*Problem to solve*: Pictures within the data are to be left out; everything else must be reproduced exactly.

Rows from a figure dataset
⟨
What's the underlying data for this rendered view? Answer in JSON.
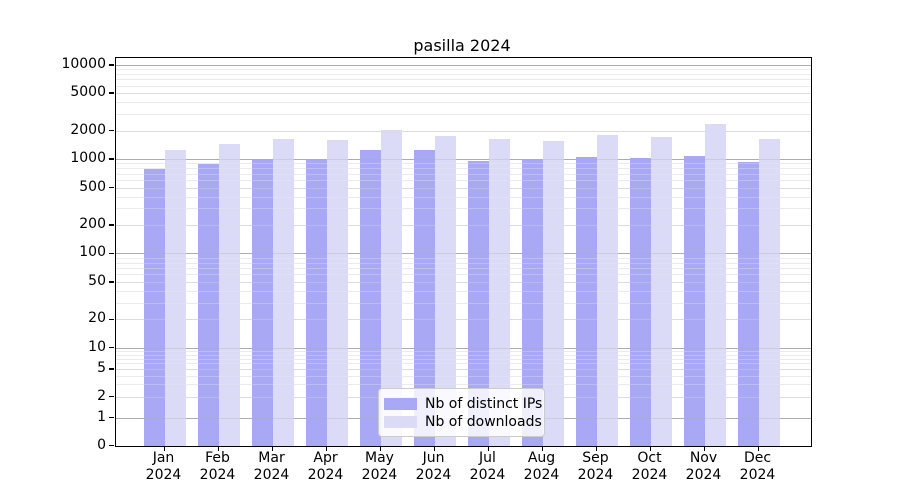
{
  "title": "pasilla 2024",
  "colors": {
    "distinct_ips_bar": "#a8a8f4",
    "downloads_bar": "#dbdbf8",
    "grid_major": "#adadad",
    "grid_mid": "#dcdcdc",
    "grid_minor": "#ebebeb",
    "axis": "#000000",
    "legend_border": "#cccccc"
  },
  "legend": {
    "items": [
      {
        "label": "Nb of distinct IPs",
        "color": "#a8a8f4"
      },
      {
        "label": "Nb of downloads",
        "color": "#dbdbf8"
      }
    ]
  },
  "x_axis": {
    "months": [
      "Jan",
      "Feb",
      "Mar",
      "Apr",
      "May",
      "Jun",
      "Jul",
      "Aug",
      "Sep",
      "Oct",
      "Nov",
      "Dec"
    ],
    "year": "2024"
  },
  "y_axis": {
    "ticks": [
      {
        "label": "10000",
        "value": 10000
      },
      {
        "label": "5000",
        "value": 5000
      },
      {
        "label": "2000",
        "value": 2000
      },
      {
        "label": "1000",
        "value": 1000
      },
      {
        "label": "500",
        "value": 500
      },
      {
        "label": "200",
        "value": 200
      },
      {
        "label": "100",
        "value": 100
      },
      {
        "label": "50",
        "value": 50
      },
      {
        "label": "20",
        "value": 20
      },
      {
        "label": "10",
        "value": 10
      },
      {
        "label": "5",
        "value": 5
      },
      {
        "label": "2",
        "value": 2
      },
      {
        "label": "1",
        "value": 1
      },
      {
        "label": "0",
        "value": 0
      }
    ]
  },
  "chart_data": {
    "type": "bar",
    "title": "pasilla 2024",
    "categories": [
      "Jan 2024",
      "Feb 2024",
      "Mar 2024",
      "Apr 2024",
      "May 2024",
      "Jun 2024",
      "Jul 2024",
      "Aug 2024",
      "Sep 2024",
      "Oct 2024",
      "Nov 2024",
      "Dec 2024"
    ],
    "series": [
      {
        "name": "Nb of distinct IPs",
        "color": "#a8a8f4",
        "values": [
          790,
          880,
          970,
          980,
          1260,
          1260,
          960,
          990,
          1050,
          1030,
          1080,
          930
        ]
      },
      {
        "name": "Nb of downloads",
        "color": "#dbdbf8",
        "values": [
          1250,
          1460,
          1650,
          1580,
          2050,
          1780,
          1640,
          1570,
          1790,
          1700,
          2350,
          1650
        ]
      }
    ],
    "xlabel": "",
    "ylabel": "",
    "yscale": "log-like (symlog: log above 1, linear 0-1)",
    "ylim": [
      0,
      10000
    ],
    "yticks": [
      0,
      1,
      2,
      5,
      10,
      20,
      50,
      100,
      200,
      500,
      1000,
      2000,
      5000,
      10000
    ],
    "grid": true,
    "legend_position": "lower center"
  }
}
⟩
*Exercise answer*:
What's the underlying data for this rendered view? Answer in JSON.
{
  "title": "pasilla 2024",
  "colors": {
    "distinct_ips_bar": "#a8a8f4",
    "downloads_bar": "#dbdbf8",
    "grid_major": "#adadad",
    "grid_mid": "#dcdcdc",
    "grid_minor": "#ebebeb",
    "axis": "#000000",
    "legend_border": "#cccccc"
  },
  "legend": {
    "items": [
      {
        "label": "Nb of distinct IPs",
        "color": "#a8a8f4"
      },
      {
        "label": "Nb of downloads",
        "color": "#dbdbf8"
      }
    ]
  },
  "x_axis": {
    "months": [
      "Jan",
      "Feb",
      "Mar",
      "Apr",
      "May",
      "Jun",
      "Jul",
      "Aug",
      "Sep",
      "Oct",
      "Nov",
      "Dec"
    ],
    "year": "2024"
  },
  "y_axis": {
    "ticks": [
      {
        "label": "10000",
        "value": 10000
      },
      {
        "label": "5000",
        "value": 5000
      },
      {
        "label": "2000",
        "value": 2000
      },
      {
        "label": "1000",
        "value": 1000
      },
      {
        "label": "500",
        "value": 500
      },
      {
        "label": "200",
        "value": 200
      },
      {
        "label": "100",
        "value": 100
      },
      {
        "label": "50",
        "value": 50
      },
      {
        "label": "20",
        "value": 20
      },
      {
        "label": "10",
        "value": 10
      },
      {
        "label": "5",
        "value": 5
      },
      {
        "label": "2",
        "value": 2
      },
      {
        "label": "1",
        "value": 1
      },
      {
        "label": "0",
        "value": 0
      }
    ]
  },
  "chart_data": {
    "type": "bar",
    "title": "pasilla 2024",
    "categories": [
      "Jan 2024",
      "Feb 2024",
      "Mar 2024",
      "Apr 2024",
      "May 2024",
      "Jun 2024",
      "Jul 2024",
      "Aug 2024",
      "Sep 2024",
      "Oct 2024",
      "Nov 2024",
      "Dec 2024"
    ],
    "series": [
      {
        "name": "Nb of distinct IPs",
        "color": "#a8a8f4",
        "values": [
          790,
          880,
          970,
          980,
          1260,
          1260,
          960,
          990,
          1050,
          1030,
          1080,
          930
        ]
      },
      {
        "name": "Nb of downloads",
        "color": "#dbdbf8",
        "values": [
          1250,
          1460,
          1650,
          1580,
          2050,
          1780,
          1640,
          1570,
          1790,
          1700,
          2350,
          1650
        ]
      }
    ],
    "xlabel": "",
    "ylabel": "",
    "yscale": "log-like (symlog: log above 1, linear 0-1)",
    "ylim": [
      0,
      10000
    ],
    "yticks": [
      0,
      1,
      2,
      5,
      10,
      20,
      50,
      100,
      200,
      500,
      1000,
      2000,
      5000,
      10000
    ],
    "grid": true,
    "legend_position": "lower center"
  }
}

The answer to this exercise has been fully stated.